# Task requirements
Print the listing below exactly.

Extracted data entries
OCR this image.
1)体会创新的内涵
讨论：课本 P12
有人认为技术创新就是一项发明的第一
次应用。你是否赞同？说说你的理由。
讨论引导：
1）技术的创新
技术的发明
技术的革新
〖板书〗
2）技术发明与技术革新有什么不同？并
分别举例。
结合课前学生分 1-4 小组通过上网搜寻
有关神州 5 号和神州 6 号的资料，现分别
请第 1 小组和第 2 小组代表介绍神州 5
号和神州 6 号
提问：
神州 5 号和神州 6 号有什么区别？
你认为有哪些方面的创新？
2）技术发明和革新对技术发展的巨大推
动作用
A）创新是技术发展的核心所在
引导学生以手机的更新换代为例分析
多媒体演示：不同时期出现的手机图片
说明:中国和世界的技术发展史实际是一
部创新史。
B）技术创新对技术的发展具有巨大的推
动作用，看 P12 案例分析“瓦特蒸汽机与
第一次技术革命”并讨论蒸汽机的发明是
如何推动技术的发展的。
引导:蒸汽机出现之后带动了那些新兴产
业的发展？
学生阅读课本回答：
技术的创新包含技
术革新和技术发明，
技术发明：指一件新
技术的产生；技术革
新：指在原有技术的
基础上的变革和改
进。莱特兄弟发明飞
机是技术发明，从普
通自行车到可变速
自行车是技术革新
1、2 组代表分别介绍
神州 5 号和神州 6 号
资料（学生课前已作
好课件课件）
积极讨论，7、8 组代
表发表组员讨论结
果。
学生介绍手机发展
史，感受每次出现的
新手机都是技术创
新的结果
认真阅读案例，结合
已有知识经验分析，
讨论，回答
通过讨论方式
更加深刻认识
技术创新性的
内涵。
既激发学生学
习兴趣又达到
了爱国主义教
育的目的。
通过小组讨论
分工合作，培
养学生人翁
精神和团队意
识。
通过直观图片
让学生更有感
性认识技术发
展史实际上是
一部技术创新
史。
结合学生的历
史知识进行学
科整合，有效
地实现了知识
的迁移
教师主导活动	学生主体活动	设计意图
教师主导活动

# Exercise output
OCR this image.
1)体会创新的内涵
讨论：课本 P12
有人认为技术创新就是一项发明的第一
次应用。你是否赞同？说说你的理由。
讨论引导：
1）技术的创新
技术的发明
技术的革新
〖板书〗
2）技术发明与技术革新有什么不同？并
分别举例。
结合课前学生分 1-4 小组通过上网搜寻
有关神州 5 号和神州 6 号的资料，现分别
请第 1 小组和第 2 小组代表介绍神州 5
号和神州 6 号
提问：
神州 5 号和神州 6 号有什么区别？
你认为有哪些方面的创新？
2）技术发明和革新对技术发展的巨大推
动作用
A）创新是技术发展的核心所在
引导学生以手机的更新换代为例分析
多媒体演示：不同时期出现的手机图片
说明:中国和世界的技术发展史实际是一
部创新史。
B）技术创新对技术的发展具有巨大的推
动作用，看 P12 案例分析“瓦特蒸汽机与
第一次技术革命”并讨论蒸汽机的发明是
如何推动技术的发展的。
引导:蒸汽机出现之后带动了那些新兴产
业的发展？
学生阅读课本回答：
技术的创新包含技
术革新和技术发明，
技术发明：指一件新
技术的产生；技术革
新：指在原有技术的
基础上的变革和改
进。莱特兄弟发明飞
机是技术发明，从普
通自行车到可变速
自行车是技术革新
1、2 组代表分别介绍
神州 5 号和神州 6 号
资料（学生课前已作
好课件课件）
积极讨论，7、8 组代
表发表组员讨论结
果。
学生介绍手机发展
史，感受每次出现的
新手机都是技术创
新的结果
认真阅读案例，结合
已有知识经验分析，
讨论，回答
通过讨论方式
更加深刻认识
技术创新性的
内涵。
既激发学生学
习兴趣又达到
了爱国主义教
育的目的。
通过小组讨论
分工合作，培
养学生人翁
精神和团队意
识。
通过直观图片
让学生更有感
性认识技术发
展史实际上是
一部技术创新
史。
结合学生的历
史知识进行学
科整合，有效
地实现了知识
的迁移
教师主导活动	学生主体活动	设计意图
教师主导活动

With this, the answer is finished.